Exercise details —
Tally the lines of the listing that contain the word "JSON", then give the total and nothing else.

========================

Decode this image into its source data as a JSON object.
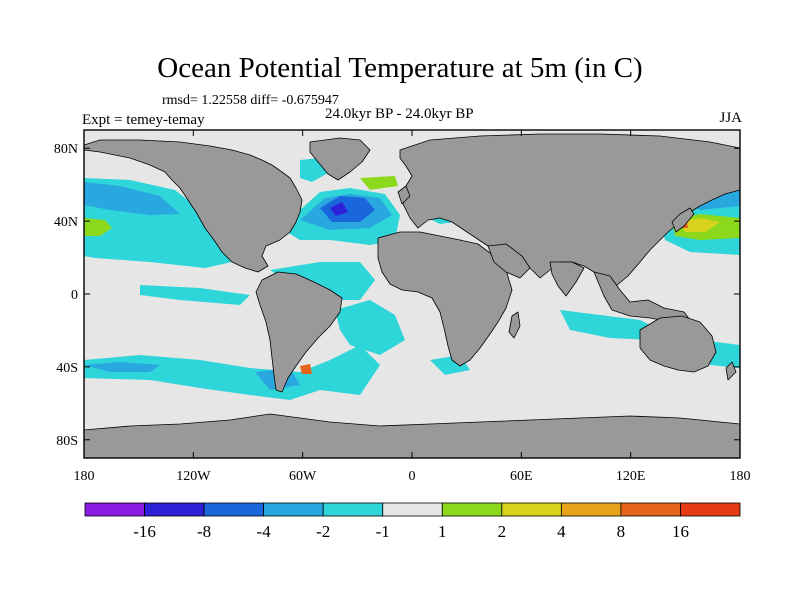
{
  "title": "Ocean Potential Temperature at 5m (in C)",
  "stats": "rmsd= 1.22558 diff= -0.675947",
  "expt": "Expt = temey-temay",
  "period": "24.0kyr BP - 24.0kyr BP",
  "season": "JJA",
  "map": {
    "x_ticks": [
      {
        "lon": -180,
        "label": "180"
      },
      {
        "lon": -120,
        "label": "120W"
      },
      {
        "lon": -60,
        "label": "60W"
      },
      {
        "lon": 0,
        "label": "0"
      },
      {
        "lon": 60,
        "label": "60E"
      },
      {
        "lon": 120,
        "label": "120E"
      },
      {
        "lon": 180,
        "label": "180"
      }
    ],
    "y_ticks": [
      {
        "lat": 80,
        "label": "80N"
      },
      {
        "lat": 40,
        "label": "40N"
      },
      {
        "lat": 0,
        "label": "0"
      },
      {
        "lat": -40,
        "label": "40S"
      },
      {
        "lat": -80,
        "label": "80S"
      }
    ],
    "colors": {
      "ocean_neutral": "#e6e6e6",
      "land": "#999999",
      "coast": "#000000"
    }
  },
  "colorbar": {
    "colors": [
      "#8a1ce6",
      "#2e1fd9",
      "#1a66dd",
      "#29a8e0",
      "#2ed6d9",
      "#e6e6e6",
      "#8cd81c",
      "#d9d21c",
      "#e6a41a",
      "#e6641a",
      "#e63a14"
    ],
    "labels": [
      "-16",
      "-8",
      "-4",
      "-2",
      "-1",
      "1",
      "2",
      "4",
      "8",
      "16"
    ]
  }
}
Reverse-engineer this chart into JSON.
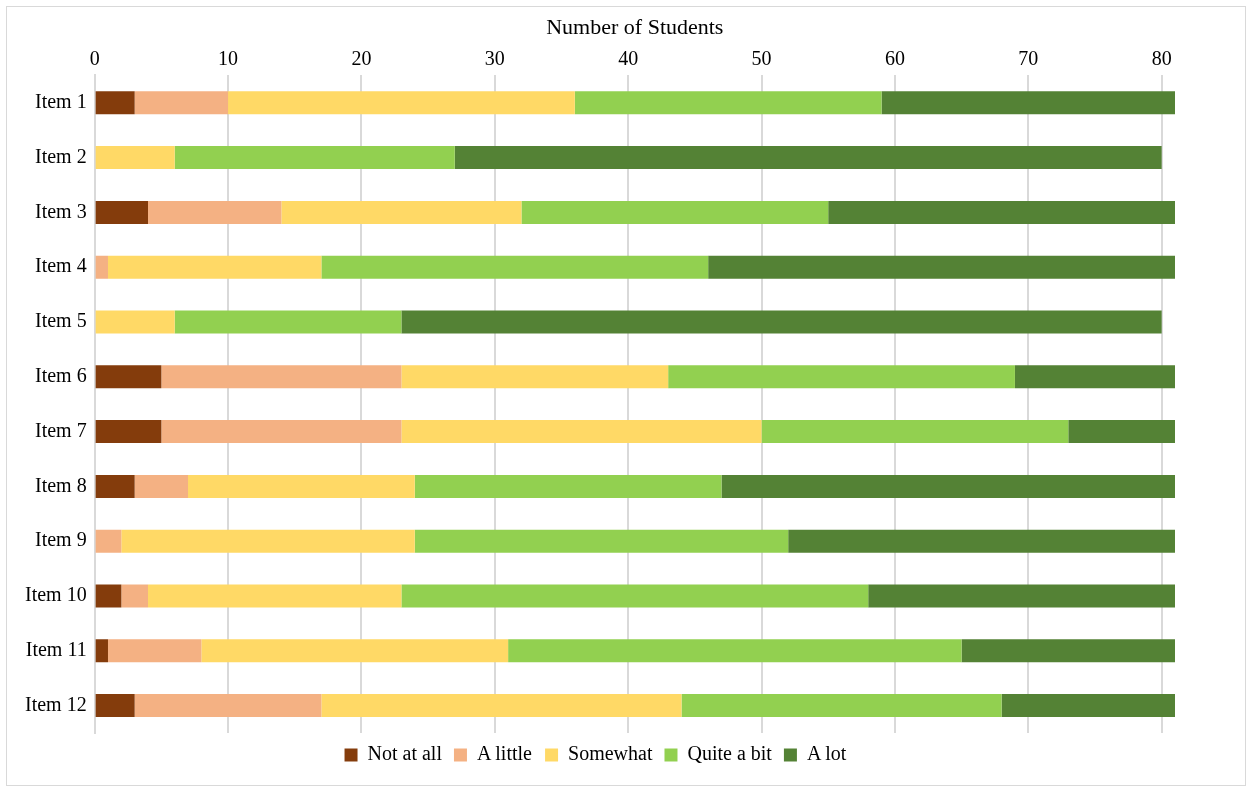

========================

Solution —
2